[Records about charts and figures]
● ● ● ● ●
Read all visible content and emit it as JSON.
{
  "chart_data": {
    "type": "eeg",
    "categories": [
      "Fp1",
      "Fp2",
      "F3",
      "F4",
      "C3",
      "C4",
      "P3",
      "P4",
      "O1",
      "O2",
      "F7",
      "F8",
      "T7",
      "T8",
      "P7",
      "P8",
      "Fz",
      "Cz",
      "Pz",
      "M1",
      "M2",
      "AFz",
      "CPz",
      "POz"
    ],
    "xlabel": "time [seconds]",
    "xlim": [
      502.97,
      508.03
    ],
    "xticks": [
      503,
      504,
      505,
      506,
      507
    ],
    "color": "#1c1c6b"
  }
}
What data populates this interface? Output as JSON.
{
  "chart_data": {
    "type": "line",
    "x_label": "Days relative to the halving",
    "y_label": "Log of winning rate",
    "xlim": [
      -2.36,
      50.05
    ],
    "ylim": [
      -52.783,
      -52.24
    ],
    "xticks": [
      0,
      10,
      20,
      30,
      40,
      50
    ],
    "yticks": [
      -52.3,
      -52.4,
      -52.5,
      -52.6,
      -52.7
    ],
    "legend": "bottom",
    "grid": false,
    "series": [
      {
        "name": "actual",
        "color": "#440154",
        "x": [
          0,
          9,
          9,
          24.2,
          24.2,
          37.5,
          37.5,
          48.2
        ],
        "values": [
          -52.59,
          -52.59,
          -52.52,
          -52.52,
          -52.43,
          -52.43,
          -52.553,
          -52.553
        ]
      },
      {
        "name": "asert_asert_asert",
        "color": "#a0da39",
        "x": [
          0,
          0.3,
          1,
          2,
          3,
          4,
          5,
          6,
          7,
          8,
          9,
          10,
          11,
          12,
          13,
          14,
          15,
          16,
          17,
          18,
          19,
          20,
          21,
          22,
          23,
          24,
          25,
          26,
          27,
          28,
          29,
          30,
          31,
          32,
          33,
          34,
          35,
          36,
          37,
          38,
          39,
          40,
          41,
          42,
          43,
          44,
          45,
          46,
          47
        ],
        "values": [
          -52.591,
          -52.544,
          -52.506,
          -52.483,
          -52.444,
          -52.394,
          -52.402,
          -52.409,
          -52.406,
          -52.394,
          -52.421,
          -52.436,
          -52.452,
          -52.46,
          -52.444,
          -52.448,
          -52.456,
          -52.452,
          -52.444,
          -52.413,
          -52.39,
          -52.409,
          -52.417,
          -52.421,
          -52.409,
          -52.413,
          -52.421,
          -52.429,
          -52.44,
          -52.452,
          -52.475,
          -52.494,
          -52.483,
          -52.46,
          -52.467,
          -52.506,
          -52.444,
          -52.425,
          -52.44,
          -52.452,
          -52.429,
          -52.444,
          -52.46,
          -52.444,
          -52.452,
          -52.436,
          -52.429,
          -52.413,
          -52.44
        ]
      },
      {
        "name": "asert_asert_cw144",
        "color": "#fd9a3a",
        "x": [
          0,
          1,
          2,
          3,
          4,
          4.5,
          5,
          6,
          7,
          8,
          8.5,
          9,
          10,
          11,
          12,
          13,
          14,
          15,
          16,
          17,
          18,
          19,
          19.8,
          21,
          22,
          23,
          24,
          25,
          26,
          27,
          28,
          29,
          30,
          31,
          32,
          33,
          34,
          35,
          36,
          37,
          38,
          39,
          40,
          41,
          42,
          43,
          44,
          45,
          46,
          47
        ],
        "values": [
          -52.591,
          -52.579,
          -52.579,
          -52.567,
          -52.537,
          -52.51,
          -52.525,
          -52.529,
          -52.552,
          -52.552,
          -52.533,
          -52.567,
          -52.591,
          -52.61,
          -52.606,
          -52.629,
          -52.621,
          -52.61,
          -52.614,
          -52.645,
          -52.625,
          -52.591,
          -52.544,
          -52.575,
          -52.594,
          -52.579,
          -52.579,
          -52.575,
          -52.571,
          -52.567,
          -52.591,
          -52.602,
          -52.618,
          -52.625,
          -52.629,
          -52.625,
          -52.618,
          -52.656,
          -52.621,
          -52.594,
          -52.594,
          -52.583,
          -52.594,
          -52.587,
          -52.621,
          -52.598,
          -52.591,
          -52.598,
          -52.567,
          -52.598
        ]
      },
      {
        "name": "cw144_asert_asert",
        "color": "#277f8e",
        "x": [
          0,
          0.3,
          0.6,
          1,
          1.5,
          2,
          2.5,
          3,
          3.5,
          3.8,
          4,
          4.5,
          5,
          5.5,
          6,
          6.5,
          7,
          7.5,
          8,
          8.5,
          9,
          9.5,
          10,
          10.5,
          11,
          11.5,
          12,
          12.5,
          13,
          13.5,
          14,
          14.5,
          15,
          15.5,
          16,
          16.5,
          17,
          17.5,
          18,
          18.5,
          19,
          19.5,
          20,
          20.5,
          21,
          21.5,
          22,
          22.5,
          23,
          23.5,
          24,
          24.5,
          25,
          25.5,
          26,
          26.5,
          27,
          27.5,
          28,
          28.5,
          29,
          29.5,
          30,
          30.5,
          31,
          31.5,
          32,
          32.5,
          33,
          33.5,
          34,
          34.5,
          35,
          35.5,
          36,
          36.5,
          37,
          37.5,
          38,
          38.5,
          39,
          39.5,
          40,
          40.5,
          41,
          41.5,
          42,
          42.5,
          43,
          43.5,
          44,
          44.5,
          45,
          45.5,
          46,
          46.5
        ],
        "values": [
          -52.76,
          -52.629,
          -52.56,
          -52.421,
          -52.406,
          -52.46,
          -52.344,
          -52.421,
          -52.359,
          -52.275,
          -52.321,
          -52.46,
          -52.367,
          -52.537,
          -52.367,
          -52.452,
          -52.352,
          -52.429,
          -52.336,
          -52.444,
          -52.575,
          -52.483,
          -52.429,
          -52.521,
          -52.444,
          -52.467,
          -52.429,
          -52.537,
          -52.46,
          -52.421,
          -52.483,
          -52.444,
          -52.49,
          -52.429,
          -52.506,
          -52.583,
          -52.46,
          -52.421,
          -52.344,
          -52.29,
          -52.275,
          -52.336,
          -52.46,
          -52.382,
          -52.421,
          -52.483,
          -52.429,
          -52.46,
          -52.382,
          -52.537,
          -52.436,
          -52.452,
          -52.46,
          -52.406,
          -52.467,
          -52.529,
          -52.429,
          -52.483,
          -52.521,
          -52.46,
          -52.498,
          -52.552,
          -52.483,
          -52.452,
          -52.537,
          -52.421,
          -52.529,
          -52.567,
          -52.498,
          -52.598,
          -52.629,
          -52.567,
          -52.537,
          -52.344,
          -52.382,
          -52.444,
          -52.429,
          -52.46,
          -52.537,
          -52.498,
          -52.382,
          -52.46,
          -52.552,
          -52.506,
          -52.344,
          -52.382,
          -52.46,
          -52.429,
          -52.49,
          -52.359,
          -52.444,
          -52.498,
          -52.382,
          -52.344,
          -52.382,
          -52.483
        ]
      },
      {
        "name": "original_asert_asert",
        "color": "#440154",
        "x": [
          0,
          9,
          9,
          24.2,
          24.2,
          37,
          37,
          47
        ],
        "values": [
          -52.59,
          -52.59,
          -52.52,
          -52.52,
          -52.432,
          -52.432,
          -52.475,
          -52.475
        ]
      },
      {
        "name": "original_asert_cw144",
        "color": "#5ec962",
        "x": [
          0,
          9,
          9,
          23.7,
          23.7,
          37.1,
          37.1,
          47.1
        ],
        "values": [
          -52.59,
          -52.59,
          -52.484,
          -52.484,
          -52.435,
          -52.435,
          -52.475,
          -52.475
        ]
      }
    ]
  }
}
● ● ● ● ●
▸ BRIEF: Return all lines containing "JSON".

▸ RESPONSE:
Read all visible content and emit it as JSON.
What data populates this interface? Output as JSON.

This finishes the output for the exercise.